# Task prompt:
Select all lines holding the word "this" from the entries that follow.

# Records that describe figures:
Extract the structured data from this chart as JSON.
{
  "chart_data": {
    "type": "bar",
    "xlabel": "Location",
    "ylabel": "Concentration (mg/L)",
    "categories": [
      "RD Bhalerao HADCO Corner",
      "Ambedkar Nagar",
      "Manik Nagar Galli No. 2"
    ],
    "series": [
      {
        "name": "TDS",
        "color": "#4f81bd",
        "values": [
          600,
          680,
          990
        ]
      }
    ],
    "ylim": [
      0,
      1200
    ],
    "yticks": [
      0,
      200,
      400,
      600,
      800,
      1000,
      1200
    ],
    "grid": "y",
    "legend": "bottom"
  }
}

--

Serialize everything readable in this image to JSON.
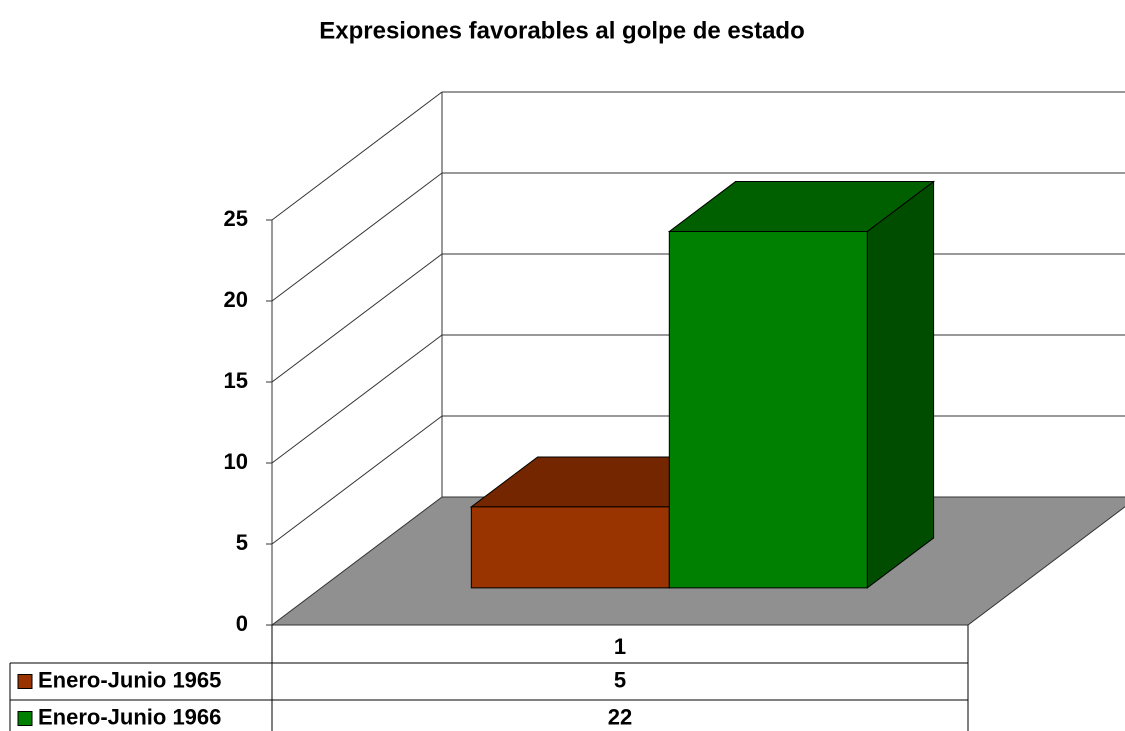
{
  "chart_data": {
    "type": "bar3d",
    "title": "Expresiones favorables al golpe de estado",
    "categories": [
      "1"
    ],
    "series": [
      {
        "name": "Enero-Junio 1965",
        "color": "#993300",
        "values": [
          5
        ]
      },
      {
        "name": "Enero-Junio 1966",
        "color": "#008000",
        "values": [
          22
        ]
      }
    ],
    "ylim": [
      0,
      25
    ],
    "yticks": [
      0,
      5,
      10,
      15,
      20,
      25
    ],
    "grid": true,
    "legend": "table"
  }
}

# Exercise result:
Extract the structured data from this chart as JSON.
Serialize everything readable in this image to JSON.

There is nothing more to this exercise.